**BRIEF**
Please give the entries again in full and exactly, without any picture.

Data records:
═══

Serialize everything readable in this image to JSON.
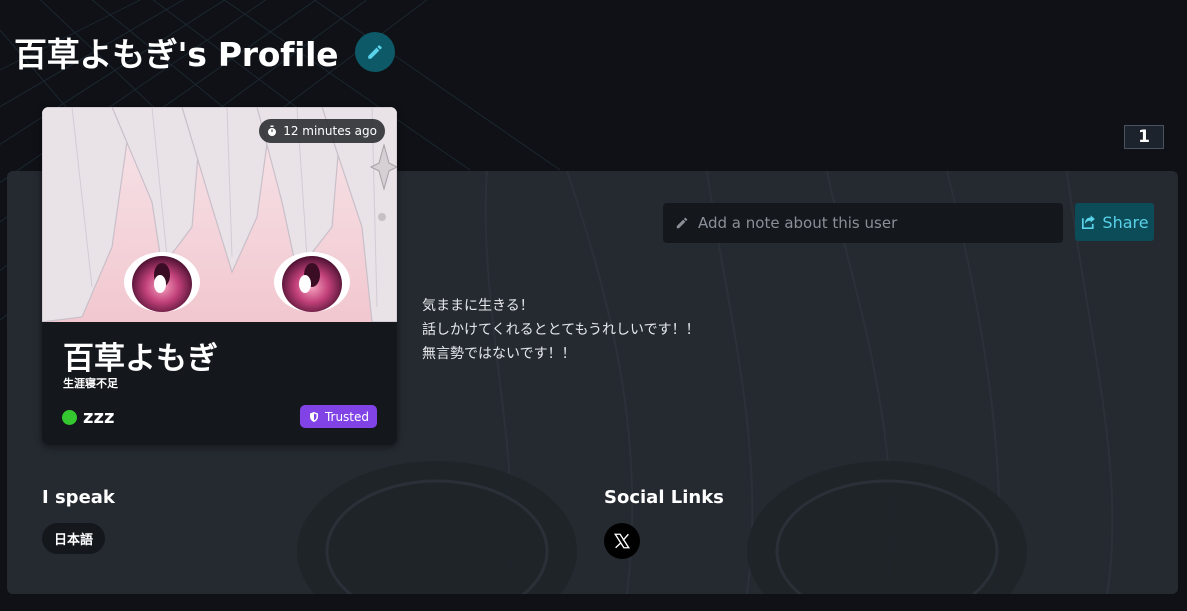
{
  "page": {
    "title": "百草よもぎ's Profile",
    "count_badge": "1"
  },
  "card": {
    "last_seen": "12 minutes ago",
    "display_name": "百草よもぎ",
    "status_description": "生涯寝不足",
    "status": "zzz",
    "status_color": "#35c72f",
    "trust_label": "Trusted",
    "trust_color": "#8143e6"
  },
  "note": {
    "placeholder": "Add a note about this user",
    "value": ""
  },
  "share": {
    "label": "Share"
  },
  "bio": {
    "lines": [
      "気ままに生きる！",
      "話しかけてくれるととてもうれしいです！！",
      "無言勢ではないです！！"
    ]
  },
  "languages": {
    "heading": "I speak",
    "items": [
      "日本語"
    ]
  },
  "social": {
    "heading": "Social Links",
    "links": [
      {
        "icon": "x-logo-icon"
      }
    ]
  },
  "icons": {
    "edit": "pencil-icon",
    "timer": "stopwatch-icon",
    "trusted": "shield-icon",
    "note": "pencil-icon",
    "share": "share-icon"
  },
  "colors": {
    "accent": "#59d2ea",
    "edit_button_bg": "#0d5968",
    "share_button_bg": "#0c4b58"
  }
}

═══

**FINISHED ANSWER**
Serialize everything readable in this image to JSON.
{
  "page": {
    "title": "百草よもぎ's Profile",
    "count_badge": "1"
  },
  "card": {
    "last_seen": "12 minutes ago",
    "display_name": "百草よもぎ",
    "status_description": "生涯寝不足",
    "status": "zzz",
    "status_color": "#35c72f",
    "trust_label": "Trusted",
    "trust_color": "#8143e6"
  },
  "note": {
    "placeholder": "Add a note about this user",
    "value": ""
  },
  "share": {
    "label": "Share"
  },
  "bio": {
    "lines": [
      "気ままに生きる！",
      "話しかけてくれるととてもうれしいです！！",
      "無言勢ではないです！！"
    ]
  },
  "languages": {
    "heading": "I speak",
    "items": [
      "日本語"
    ]
  },
  "social": {
    "heading": "Social Links",
    "links": [
      {
        "icon": "x-logo-icon"
      }
    ]
  },
  "icons": {
    "edit": "pencil-icon",
    "timer": "stopwatch-icon",
    "trusted": "shield-icon",
    "note": "pencil-icon",
    "share": "share-icon"
  },
  "colors": {
    "accent": "#59d2ea",
    "edit_button_bg": "#0d5968",
    "share_button_bg": "#0c4b58"
  }
}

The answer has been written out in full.